WORK TO DO
Write out the listing exactly as it is given.

** start **

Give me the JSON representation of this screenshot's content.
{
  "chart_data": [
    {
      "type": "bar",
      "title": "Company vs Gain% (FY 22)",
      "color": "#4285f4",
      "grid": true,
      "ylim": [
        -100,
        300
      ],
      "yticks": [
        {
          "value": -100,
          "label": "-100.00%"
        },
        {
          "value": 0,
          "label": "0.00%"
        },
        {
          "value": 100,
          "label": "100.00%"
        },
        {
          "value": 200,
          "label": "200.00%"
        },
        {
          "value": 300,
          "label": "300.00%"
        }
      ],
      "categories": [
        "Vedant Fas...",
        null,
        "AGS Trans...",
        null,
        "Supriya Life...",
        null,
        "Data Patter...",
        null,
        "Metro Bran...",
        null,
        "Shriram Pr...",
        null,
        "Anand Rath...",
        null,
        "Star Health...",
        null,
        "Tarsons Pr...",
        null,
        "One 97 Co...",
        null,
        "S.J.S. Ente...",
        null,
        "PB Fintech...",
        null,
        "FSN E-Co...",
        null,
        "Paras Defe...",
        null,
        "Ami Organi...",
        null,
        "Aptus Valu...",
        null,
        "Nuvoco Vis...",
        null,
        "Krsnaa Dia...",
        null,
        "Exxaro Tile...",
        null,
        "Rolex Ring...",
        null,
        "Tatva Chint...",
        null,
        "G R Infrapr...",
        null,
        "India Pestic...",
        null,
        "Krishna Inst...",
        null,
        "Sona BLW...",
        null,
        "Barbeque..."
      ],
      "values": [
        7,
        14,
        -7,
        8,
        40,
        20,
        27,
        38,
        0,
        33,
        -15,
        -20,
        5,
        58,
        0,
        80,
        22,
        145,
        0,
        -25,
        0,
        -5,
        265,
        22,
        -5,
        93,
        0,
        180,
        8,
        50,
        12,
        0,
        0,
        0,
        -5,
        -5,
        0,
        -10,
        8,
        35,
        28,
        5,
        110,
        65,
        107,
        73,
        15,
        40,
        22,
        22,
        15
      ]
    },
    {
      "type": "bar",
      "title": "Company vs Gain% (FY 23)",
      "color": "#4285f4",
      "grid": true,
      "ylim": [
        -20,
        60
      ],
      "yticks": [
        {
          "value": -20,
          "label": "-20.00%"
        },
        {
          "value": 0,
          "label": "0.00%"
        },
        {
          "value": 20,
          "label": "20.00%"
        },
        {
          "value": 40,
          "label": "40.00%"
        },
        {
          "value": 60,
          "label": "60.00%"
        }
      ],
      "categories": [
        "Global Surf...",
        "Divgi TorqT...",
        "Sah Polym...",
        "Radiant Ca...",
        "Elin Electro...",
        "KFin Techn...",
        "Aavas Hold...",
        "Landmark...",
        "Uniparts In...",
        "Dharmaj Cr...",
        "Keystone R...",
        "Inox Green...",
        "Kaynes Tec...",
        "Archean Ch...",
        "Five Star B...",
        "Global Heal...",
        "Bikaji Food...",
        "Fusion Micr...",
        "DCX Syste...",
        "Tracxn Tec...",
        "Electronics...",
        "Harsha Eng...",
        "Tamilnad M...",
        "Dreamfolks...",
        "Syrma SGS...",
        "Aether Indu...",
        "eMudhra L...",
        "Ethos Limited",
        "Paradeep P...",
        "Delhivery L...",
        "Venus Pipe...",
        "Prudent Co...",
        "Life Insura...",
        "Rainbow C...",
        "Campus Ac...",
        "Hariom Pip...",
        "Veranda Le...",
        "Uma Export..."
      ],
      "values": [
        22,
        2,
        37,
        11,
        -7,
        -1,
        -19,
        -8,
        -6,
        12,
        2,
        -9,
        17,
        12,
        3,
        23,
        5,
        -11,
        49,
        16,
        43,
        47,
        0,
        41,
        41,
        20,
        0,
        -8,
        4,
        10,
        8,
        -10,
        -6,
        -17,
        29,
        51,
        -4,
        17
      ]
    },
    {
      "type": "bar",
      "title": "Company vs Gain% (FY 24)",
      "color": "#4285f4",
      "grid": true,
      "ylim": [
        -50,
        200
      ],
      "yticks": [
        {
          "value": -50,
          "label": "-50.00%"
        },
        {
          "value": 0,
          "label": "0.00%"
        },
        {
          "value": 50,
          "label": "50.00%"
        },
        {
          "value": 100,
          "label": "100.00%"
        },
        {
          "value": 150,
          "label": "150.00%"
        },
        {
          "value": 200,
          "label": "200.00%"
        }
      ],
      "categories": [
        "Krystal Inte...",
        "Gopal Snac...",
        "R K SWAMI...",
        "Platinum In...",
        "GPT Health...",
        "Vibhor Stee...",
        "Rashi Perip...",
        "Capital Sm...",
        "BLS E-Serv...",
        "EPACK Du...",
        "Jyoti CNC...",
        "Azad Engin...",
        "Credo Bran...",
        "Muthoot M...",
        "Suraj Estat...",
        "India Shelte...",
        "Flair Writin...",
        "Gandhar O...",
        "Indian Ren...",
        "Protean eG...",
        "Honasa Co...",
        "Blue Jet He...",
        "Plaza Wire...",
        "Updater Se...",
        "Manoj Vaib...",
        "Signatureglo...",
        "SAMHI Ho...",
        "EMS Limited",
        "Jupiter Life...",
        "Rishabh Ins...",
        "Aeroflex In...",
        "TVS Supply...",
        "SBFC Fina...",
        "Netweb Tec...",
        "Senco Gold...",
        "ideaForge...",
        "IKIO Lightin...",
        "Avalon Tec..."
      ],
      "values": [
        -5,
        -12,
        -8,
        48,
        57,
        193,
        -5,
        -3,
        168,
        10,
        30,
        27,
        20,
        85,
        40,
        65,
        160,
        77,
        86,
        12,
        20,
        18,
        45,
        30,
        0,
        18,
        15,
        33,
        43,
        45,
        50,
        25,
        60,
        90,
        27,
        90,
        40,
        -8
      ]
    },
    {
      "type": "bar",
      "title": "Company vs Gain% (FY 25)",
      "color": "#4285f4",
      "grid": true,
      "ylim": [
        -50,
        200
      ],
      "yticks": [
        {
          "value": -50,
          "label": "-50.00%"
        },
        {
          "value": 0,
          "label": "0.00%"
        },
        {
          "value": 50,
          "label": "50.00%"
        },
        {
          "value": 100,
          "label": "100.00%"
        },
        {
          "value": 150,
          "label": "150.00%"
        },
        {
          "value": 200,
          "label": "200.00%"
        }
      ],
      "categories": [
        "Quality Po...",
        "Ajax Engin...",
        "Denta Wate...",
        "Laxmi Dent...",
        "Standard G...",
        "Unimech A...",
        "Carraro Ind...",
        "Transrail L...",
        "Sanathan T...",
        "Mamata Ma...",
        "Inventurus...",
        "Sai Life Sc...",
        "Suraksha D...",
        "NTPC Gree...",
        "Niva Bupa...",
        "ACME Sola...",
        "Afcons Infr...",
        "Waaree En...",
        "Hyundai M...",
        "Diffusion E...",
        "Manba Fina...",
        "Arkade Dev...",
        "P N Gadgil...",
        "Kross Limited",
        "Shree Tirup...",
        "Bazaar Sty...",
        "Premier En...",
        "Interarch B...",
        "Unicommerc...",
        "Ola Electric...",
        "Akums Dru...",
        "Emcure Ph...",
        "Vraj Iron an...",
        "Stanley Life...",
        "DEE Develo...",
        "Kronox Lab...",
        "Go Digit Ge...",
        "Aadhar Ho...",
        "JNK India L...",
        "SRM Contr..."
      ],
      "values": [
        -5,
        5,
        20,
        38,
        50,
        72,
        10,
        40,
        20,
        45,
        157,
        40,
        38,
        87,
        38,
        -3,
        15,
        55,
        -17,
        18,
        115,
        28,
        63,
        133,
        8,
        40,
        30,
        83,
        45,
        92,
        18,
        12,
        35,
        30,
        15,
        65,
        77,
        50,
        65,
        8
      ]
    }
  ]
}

** end **

ANSWER TO THE PROBLEM
Give me the JSON representation of this screenshot's content.
{
  "chart_data": [
    {
      "type": "bar",
      "title": "Company vs Gain% (FY 22)",
      "color": "#4285f4",
      "grid": true,
      "ylim": [
        -100,
        300
      ],
      "yticks": [
        {
          "value": -100,
          "label": "-100.00%"
        },
        {
          "value": 0,
          "label": "0.00%"
        },
        {
          "value": 100,
          "label": "100.00%"
        },
        {
          "value": 200,
          "label": "200.00%"
        },
        {
          "value": 300,
          "label": "300.00%"
        }
      ],
      "categories": [
        "Vedant Fas...",
        null,
        "AGS Trans...",
        null,
        "Supriya Life...",
        null,
        "Data Patter...",
        null,
        "Metro Bran...",
        null,
        "Shriram Pr...",
        null,
        "Anand Rath...",
        null,
        "Star Health...",
        null,
        "Tarsons Pr...",
        null,
        "One 97 Co...",
        null,
        "S.J.S. Ente...",
        null,
        "PB Fintech...",
        null,
        "FSN E-Co...",
        null,
        "Paras Defe...",
        null,
        "Ami Organi...",
        null,
        "Aptus Valu...",
        null,
        "Nuvoco Vis...",
        null,
        "Krsnaa Dia...",
        null,
        "Exxaro Tile...",
        null,
        "Rolex Ring...",
        null,
        "Tatva Chint...",
        null,
        "G R Infrapr...",
        null,
        "India Pestic...",
        null,
        "Krishna Inst...",
        null,
        "Sona BLW...",
        null,
        "Barbeque..."
      ],
      "values": [
        7,
        14,
        -7,
        8,
        40,
        20,
        27,
        38,
        0,
        33,
        -15,
        -20,
        5,
        58,
        0,
        80,
        22,
        145,
        0,
        -25,
        0,
        -5,
        265,
        22,
        -5,
        93,
        0,
        180,
        8,
        50,
        12,
        0,
        0,
        0,
        -5,
        -5,
        0,
        -10,
        8,
        35,
        28,
        5,
        110,
        65,
        107,
        73,
        15,
        40,
        22,
        22,
        15
      ]
    },
    {
      "type": "bar",
      "title": "Company vs Gain% (FY 23)",
      "color": "#4285f4",
      "grid": true,
      "ylim": [
        -20,
        60
      ],
      "yticks": [
        {
          "value": -20,
          "label": "-20.00%"
        },
        {
          "value": 0,
          "label": "0.00%"
        },
        {
          "value": 20,
          "label": "20.00%"
        },
        {
          "value": 40,
          "label": "40.00%"
        },
        {
          "value": 60,
          "label": "60.00%"
        }
      ],
      "categories": [
        "Global Surf...",
        "Divgi TorqT...",
        "Sah Polym...",
        "Radiant Ca...",
        "Elin Electro...",
        "KFin Techn...",
        "Aavas Hold...",
        "Landmark...",
        "Uniparts In...",
        "Dharmaj Cr...",
        "Keystone R...",
        "Inox Green...",
        "Kaynes Tec...",
        "Archean Ch...",
        "Five Star B...",
        "Global Heal...",
        "Bikaji Food...",
        "Fusion Micr...",
        "DCX Syste...",
        "Tracxn Tec...",
        "Electronics...",
        "Harsha Eng...",
        "Tamilnad M...",
        "Dreamfolks...",
        "Syrma SGS...",
        "Aether Indu...",
        "eMudhra L...",
        "Ethos Limited",
        "Paradeep P...",
        "Delhivery L...",
        "Venus Pipe...",
        "Prudent Co...",
        "Life Insura...",
        "Rainbow C...",
        "Campus Ac...",
        "Hariom Pip...",
        "Veranda Le...",
        "Uma Export..."
      ],
      "values": [
        22,
        2,
        37,
        11,
        -7,
        -1,
        -19,
        -8,
        -6,
        12,
        2,
        -9,
        17,
        12,
        3,
        23,
        5,
        -11,
        49,
        16,
        43,
        47,
        0,
        41,
        41,
        20,
        0,
        -8,
        4,
        10,
        8,
        -10,
        -6,
        -17,
        29,
        51,
        -4,
        17
      ]
    },
    {
      "type": "bar",
      "title": "Company vs Gain% (FY 24)",
      "color": "#4285f4",
      "grid": true,
      "ylim": [
        -50,
        200
      ],
      "yticks": [
        {
          "value": -50,
          "label": "-50.00%"
        },
        {
          "value": 0,
          "label": "0.00%"
        },
        {
          "value": 50,
          "label": "50.00%"
        },
        {
          "value": 100,
          "label": "100.00%"
        },
        {
          "value": 150,
          "label": "150.00%"
        },
        {
          "value": 200,
          "label": "200.00%"
        }
      ],
      "categories": [
        "Krystal Inte...",
        "Gopal Snac...",
        "R K SWAMI...",
        "Platinum In...",
        "GPT Health...",
        "Vibhor Stee...",
        "Rashi Perip...",
        "Capital Sm...",
        "BLS E-Serv...",
        "EPACK Du...",
        "Jyoti CNC...",
        "Azad Engin...",
        "Credo Bran...",
        "Muthoot M...",
        "Suraj Estat...",
        "India Shelte...",
        "Flair Writin...",
        "Gandhar O...",
        "Indian Ren...",
        "Protean eG...",
        "Honasa Co...",
        "Blue Jet He...",
        "Plaza Wire...",
        "Updater Se...",
        "Manoj Vaib...",
        "Signatureglo...",
        "SAMHI Ho...",
        "EMS Limited",
        "Jupiter Life...",
        "Rishabh Ins...",
        "Aeroflex In...",
        "TVS Supply...",
        "SBFC Fina...",
        "Netweb Tec...",
        "Senco Gold...",
        "ideaForge...",
        "IKIO Lightin...",
        "Avalon Tec..."
      ],
      "values": [
        -5,
        -12,
        -8,
        48,
        57,
        193,
        -5,
        -3,
        168,
        10,
        30,
        27,
        20,
        85,
        40,
        65,
        160,
        77,
        86,
        12,
        20,
        18,
        45,
        30,
        0,
        18,
        15,
        33,
        43,
        45,
        50,
        25,
        60,
        90,
        27,
        90,
        40,
        -8
      ]
    },
    {
      "type": "bar",
      "title": "Company vs Gain% (FY 25)",
      "color": "#4285f4",
      "grid": true,
      "ylim": [
        -50,
        200
      ],
      "yticks": [
        {
          "value": -50,
          "label": "-50.00%"
        },
        {
          "value": 0,
          "label": "0.00%"
        },
        {
          "value": 50,
          "label": "50.00%"
        },
        {
          "value": 100,
          "label": "100.00%"
        },
        {
          "value": 150,
          "label": "150.00%"
        },
        {
          "value": 200,
          "label": "200.00%"
        }
      ],
      "categories": [
        "Quality Po...",
        "Ajax Engin...",
        "Denta Wate...",
        "Laxmi Dent...",
        "Standard G...",
        "Unimech A...",
        "Carraro Ind...",
        "Transrail L...",
        "Sanathan T...",
        "Mamata Ma...",
        "Inventurus...",
        "Sai Life Sc...",
        "Suraksha D...",
        "NTPC Gree...",
        "Niva Bupa...",
        "ACME Sola...",
        "Afcons Infr...",
        "Waaree En...",
        "Hyundai M...",
        "Diffusion E...",
        "Manba Fina...",
        "Arkade Dev...",
        "P N Gadgil...",
        "Kross Limited",
        "Shree Tirup...",
        "Bazaar Sty...",
        "Premier En...",
        "Interarch B...",
        "Unicommerc...",
        "Ola Electric...",
        "Akums Dru...",
        "Emcure Ph...",
        "Vraj Iron an...",
        "Stanley Life...",
        "DEE Develo...",
        "Kronox Lab...",
        "Go Digit Ge...",
        "Aadhar Ho...",
        "JNK India L...",
        "SRM Contr..."
      ],
      "values": [
        -5,
        5,
        20,
        38,
        50,
        72,
        10,
        40,
        20,
        45,
        157,
        40,
        38,
        87,
        38,
        -3,
        15,
        55,
        -17,
        18,
        115,
        28,
        63,
        133,
        8,
        40,
        30,
        83,
        45,
        92,
        18,
        12,
        35,
        30,
        15,
        65,
        77,
        50,
        65,
        8
      ]
    }
  ]
}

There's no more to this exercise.